[Given data]
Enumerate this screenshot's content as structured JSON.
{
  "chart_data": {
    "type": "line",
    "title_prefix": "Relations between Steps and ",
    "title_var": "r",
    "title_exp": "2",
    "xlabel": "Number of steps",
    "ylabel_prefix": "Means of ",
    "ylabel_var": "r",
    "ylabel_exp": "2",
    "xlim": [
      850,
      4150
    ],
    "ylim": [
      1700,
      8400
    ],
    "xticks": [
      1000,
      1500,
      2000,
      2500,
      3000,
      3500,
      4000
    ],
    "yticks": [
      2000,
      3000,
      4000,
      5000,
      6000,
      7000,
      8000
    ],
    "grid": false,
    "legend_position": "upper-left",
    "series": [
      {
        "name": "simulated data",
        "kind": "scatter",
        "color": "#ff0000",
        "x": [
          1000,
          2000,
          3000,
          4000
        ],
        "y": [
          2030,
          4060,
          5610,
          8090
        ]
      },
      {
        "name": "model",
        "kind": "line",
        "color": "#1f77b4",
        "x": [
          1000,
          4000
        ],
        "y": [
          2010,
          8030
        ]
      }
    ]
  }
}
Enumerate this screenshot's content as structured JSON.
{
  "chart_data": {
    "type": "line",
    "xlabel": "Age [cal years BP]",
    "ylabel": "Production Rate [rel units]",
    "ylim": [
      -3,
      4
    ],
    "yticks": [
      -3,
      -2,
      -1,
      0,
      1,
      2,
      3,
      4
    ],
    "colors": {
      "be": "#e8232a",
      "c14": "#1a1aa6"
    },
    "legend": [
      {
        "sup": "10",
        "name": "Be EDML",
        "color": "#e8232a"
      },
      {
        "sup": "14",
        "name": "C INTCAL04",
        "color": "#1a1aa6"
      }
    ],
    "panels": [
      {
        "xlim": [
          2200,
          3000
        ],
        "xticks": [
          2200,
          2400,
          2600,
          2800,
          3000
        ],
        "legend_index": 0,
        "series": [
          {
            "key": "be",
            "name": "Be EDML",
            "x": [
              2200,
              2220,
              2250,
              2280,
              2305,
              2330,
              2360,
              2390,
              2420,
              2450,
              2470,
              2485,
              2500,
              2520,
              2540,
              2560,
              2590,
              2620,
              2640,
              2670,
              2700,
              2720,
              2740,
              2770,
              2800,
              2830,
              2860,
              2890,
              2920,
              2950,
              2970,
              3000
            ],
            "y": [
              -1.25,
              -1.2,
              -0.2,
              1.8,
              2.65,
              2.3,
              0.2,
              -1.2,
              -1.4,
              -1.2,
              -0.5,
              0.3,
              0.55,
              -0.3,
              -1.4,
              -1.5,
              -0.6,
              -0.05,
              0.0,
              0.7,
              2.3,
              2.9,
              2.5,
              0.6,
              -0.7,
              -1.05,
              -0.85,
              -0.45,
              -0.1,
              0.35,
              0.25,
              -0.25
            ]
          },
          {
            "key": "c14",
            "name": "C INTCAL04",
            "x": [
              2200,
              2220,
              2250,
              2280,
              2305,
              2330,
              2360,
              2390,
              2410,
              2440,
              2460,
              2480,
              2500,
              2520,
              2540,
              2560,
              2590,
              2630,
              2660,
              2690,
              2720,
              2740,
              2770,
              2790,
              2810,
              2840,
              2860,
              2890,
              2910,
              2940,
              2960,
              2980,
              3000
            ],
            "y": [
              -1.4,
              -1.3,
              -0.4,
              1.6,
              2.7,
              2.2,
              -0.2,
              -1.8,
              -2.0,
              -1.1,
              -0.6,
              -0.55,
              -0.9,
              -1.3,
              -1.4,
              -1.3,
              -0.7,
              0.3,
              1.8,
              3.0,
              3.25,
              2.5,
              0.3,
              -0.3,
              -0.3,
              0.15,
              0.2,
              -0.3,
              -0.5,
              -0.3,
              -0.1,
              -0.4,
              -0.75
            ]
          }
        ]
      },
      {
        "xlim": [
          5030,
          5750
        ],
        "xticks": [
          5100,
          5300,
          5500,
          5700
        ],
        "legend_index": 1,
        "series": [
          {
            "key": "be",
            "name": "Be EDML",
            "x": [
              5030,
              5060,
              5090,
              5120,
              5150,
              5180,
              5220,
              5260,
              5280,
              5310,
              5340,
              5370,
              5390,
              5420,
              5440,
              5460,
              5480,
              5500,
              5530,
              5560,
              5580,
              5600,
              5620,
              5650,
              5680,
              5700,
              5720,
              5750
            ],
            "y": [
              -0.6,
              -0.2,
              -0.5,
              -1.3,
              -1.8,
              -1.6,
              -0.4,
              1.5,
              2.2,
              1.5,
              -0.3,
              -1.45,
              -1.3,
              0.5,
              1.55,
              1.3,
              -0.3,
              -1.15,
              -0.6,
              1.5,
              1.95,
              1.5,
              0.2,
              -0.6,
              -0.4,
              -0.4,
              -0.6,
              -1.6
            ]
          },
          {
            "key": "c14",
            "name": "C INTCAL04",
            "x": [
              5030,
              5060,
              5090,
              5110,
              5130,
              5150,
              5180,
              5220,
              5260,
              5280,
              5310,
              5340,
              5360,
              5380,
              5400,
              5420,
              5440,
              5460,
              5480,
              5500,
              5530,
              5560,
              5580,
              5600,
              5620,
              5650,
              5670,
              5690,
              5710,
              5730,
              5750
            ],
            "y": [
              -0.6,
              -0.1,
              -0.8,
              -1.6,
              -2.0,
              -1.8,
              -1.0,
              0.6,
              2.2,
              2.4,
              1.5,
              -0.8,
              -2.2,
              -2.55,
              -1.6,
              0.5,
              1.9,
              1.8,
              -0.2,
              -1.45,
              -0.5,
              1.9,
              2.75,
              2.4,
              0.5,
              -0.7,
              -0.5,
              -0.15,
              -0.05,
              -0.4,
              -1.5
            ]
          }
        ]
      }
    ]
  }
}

[Exercise goal]
Transcribe all the entries, keeping each one exactly as it is.

[The output]
Enumerate this screenshot's content as structured JSON.
{
  "chart_data": {
    "type": "line",
    "title_prefix": "Relations between Steps and ",
    "title_var": "r",
    "title_exp": "2",
    "xlabel": "Number of steps",
    "ylabel_prefix": "Means of ",
    "ylabel_var": "r",
    "ylabel_exp": "2",
    "xlim": [
      850,
      4150
    ],
    "ylim": [
      1700,
      8400
    ],
    "xticks": [
      1000,
      1500,
      2000,
      2500,
      3000,
      3500,
      4000
    ],
    "yticks": [
      2000,
      3000,
      4000,
      5000,
      6000,
      7000,
      8000
    ],
    "grid": false,
    "legend_position": "upper-left",
    "series": [
      {
        "name": "simulated data",
        "kind": "scatter",
        "color": "#ff0000",
        "x": [
          1000,
          2000,
          3000,
          4000
        ],
        "y": [
          2030,
          4060,
          5610,
          8090
        ]
      },
      {
        "name": "model",
        "kind": "line",
        "color": "#1f77b4",
        "x": [
          1000,
          4000
        ],
        "y": [
          2010,
          8030
        ]
      }
    ]
  }
}
Enumerate this screenshot's content as structured JSON.
{
  "chart_data": {
    "type": "line",
    "xlabel": "Age [cal years BP]",
    "ylabel": "Production Rate [rel units]",
    "ylim": [
      -3,
      4
    ],
    "yticks": [
      -3,
      -2,
      -1,
      0,
      1,
      2,
      3,
      4
    ],
    "colors": {
      "be": "#e8232a",
      "c14": "#1a1aa6"
    },
    "legend": [
      {
        "sup": "10",
        "name": "Be EDML",
        "color": "#e8232a"
      },
      {
        "sup": "14",
        "name": "C INTCAL04",
        "color": "#1a1aa6"
      }
    ],
    "panels": [
      {
        "xlim": [
          2200,
          3000
        ],
        "xticks": [
          2200,
          2400,
          2600,
          2800,
          3000
        ],
        "legend_index": 0,
        "series": [
          {
            "key": "be",
            "name": "Be EDML",
            "x": [
              2200,
              2220,
              2250,
              2280,
              2305,
              2330,
              2360,
              2390,
              2420,
              2450,
              2470,
              2485,
              2500,
              2520,
              2540,
              2560,
              2590,
              2620,
              2640,
              2670,
              2700,
              2720,
              2740,
              2770,
              2800,
              2830,
              2860,
              2890,
              2920,
              2950,
              2970,
              3000
            ],
            "y": [
              -1.25,
              -1.2,
              -0.2,
              1.8,
              2.65,
              2.3,
              0.2,
              -1.2,
              -1.4,
              -1.2,
              -0.5,
              0.3,
              0.55,
              -0.3,
              -1.4,
              -1.5,
              -0.6,
              -0.05,
              0.0,
              0.7,
              2.3,
              2.9,
              2.5,
              0.6,
              -0.7,
              -1.05,
              -0.85,
              -0.45,
              -0.1,
              0.35,
              0.25,
              -0.25
            ]
          },
          {
            "key": "c14",
            "name": "C INTCAL04",
            "x": [
              2200,
              2220,
              2250,
              2280,
              2305,
              2330,
              2360,
              2390,
              2410,
              2440,
              2460,
              2480,
              2500,
              2520,
              2540,
              2560,
              2590,
              2630,
              2660,
              2690,
              2720,
              2740,
              2770,
              2790,
              2810,
              2840,
              2860,
              2890,
              2910,
              2940,
              2960,
              2980,
              3000
            ],
            "y": [
              -1.4,
              -1.3,
              -0.4,
              1.6,
              2.7,
              2.2,
              -0.2,
              -1.8,
              -2.0,
              -1.1,
              -0.6,
              -0.55,
              -0.9,
              -1.3,
              -1.4,
              -1.3,
              -0.7,
              0.3,
              1.8,
              3.0,
              3.25,
              2.5,
              0.3,
              -0.3,
              -0.3,
              0.15,
              0.2,
              -0.3,
              -0.5,
              -0.3,
              -0.1,
              -0.4,
              -0.75
            ]
          }
        ]
      },
      {
        "xlim": [
          5030,
          5750
        ],
        "xticks": [
          5100,
          5300,
          5500,
          5700
        ],
        "legend_index": 1,
        "series": [
          {
            "key": "be",
            "name": "Be EDML",
            "x": [
              5030,
              5060,
              5090,
              5120,
              5150,
              5180,
              5220,
              5260,
              5280,
              5310,
              5340,
              5370,
              5390,
              5420,
              5440,
              5460,
              5480,
              5500,
              5530,
              5560,
              5580,
              5600,
              5620,
              5650,
              5680,
              5700,
              5720,
              5750
            ],
            "y": [
              -0.6,
              -0.2,
              -0.5,
              -1.3,
              -1.8,
              -1.6,
              -0.4,
              1.5,
              2.2,
              1.5,
              -0.3,
              -1.45,
              -1.3,
              0.5,
              1.55,
              1.3,
              -0.3,
              -1.15,
              -0.6,
              1.5,
              1.95,
              1.5,
              0.2,
              -0.6,
              -0.4,
              -0.4,
              -0.6,
              -1.6
            ]
          },
          {
            "key": "c14",
            "name": "C INTCAL04",
            "x": [
              5030,
              5060,
              5090,
              5110,
              5130,
              5150,
              5180,
              5220,
              5260,
              5280,
              5310,
              5340,
              5360,
              5380,
              5400,
              5420,
              5440,
              5460,
              5480,
              5500,
              5530,
              5560,
              5580,
              5600,
              5620,
              5650,
              5670,
              5690,
              5710,
              5730,
              5750
            ],
            "y": [
              -0.6,
              -0.1,
              -0.8,
              -1.6,
              -2.0,
              -1.8,
              -1.0,
              0.6,
              2.2,
              2.4,
              1.5,
              -0.8,
              -2.2,
              -2.55,
              -1.6,
              0.5,
              1.9,
              1.8,
              -0.2,
              -1.45,
              -0.5,
              1.9,
              2.75,
              2.4,
              0.5,
              -0.7,
              -0.5,
              -0.15,
              -0.05,
              -0.4,
              -1.5
            ]
          }
        ]
      }
    ]
  }
}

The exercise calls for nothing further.